# This weather sucks but......



## luv2fsh&hnt (Sep 22, 2007)

it should be good for bird hunting this fall.Monday is fishing day for me and my sidekick.The plan was to leave about 8 a.m. and hit Mantua until lunch time and then chase the wipers at Willard in the evening. Due to a miscommunication with the spouse :roll: the alarm did not get set and I didn't get up until 10. I was drinking a cup o' joe and Lunkerhunter2 called and he had a bearing that did an imitation of a hand grenade we ran out to where he was to help but ended up just being there for moral support and security detail while he ran for parts.After the misbehaving bearing was replaced me and the sidekick headed to the house gathered our gear and met LH2 at Maverik and headed for Mantua to chase the gills.We landed a few teeny ones with only one keeper caught by LH2. Larissa told Brody she had never caught a Bass and he said well lets go get you one seein the gills were not being too cooperative.The quest for the bucket mouth began. About a half hour in she hooked up with her first bass about a 15 incher that broke her pole. :shock: LH2 has a picture if he wants to post it up. We casted to a few areas around the lake with a few bumps but no more hook ups.We decided to go terrorize the wipers at Willard. We fought a head wind all the way down the canyon on our way to Willard.Upon arrival we were greeted with whitecaps and 2-3 foot swells and a ferocious wind out of the north.We waited around for awhile to see if the winds would pass but no dice.Decided to try the inlet by the ladders for some whiskered friends.After a few bumps Brody landed a 14-15 inch cat we had a few more bumps and watching a kid fishing nearby catch a pretty nice crappie and then proceed to abuse the fish it began raining and we decided to call it a day.


----------



## lunkerhunter2 (Nov 3, 2007)

It could have been worse. we could have been on the lake when that crap started. :wink: 
Here's Rissas bass pics. 8)[attachment=1:1xfnr58j]Rissas first lmb sized.JPG[/attachment:1xfnr58j][attachment=0:1xfnr58j]Rissas first lmb sized 2.JPG[/attachment:1xfnr58j]


----------



## USMARINEhuntinfool (Sep 15, 2007)

Look at the smile, that tells the whole story ther gents, great job!!


----------



## .45 (Sep 21, 2007)

Dang good job Larissa !! 8) 

Good sidekick you have there luv2fsh&hnt....she's gonna beat you on fishing, shooting, hiking and looks....well, she's had you beat on that already, for quite a spell !!


----------



## tuffluckdriller (May 27, 2009)

what dedication... keep the reports coming.


----------



## k2muskie (Oct 6, 2007)

Oh with the alarm clock are you taking lessons from LOAH... :mrgreen: 

Agreed this weather pattern is the pits...sure great your daughter got her first bass and yep it's all in her 'bright-huge-smiles' in the pictures...good on ya and Brody. Now go out and get her a nice ugly stick rod and reel setup to replace the broken one...can't go wrong with that IMHO.

REQUIRED ACTIONS.
#1 Answer these from the fishing thread:
(a) What time did the poster who missed the alarm get up?
(b) About how long was the first bass Larissa hooked?
(c) What kind of rod and reel setup does k2muskie suggest buying?
#2 Echo the stretch of the fishing thread from "Dang good job" through "the reports coming.", word for word.
The lines that come next are separate material, not part of the fishing thread.

INFORMATION SUPPLIED.
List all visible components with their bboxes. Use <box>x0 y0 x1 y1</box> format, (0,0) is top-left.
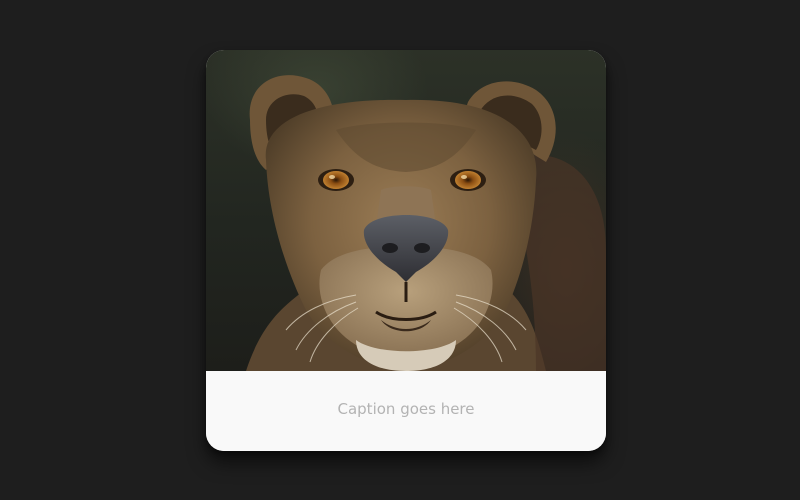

OUTPUTS BY TASK.
#1
(a) 10
(b) About 15 inches
(c) A nice ugly stick rod and reel setup, to replace the broken one

#2
Dang good job Larissa !! 8) 

Good sidekick you have there luv2fsh&hnt....she's gonna beat you on fishing, shooting, hiking and looks....well, she's had you beat on that already, for quite a spell !!


----------



## tuffluckdriller (May 27, 2009)

what dedication... keep the reports coming.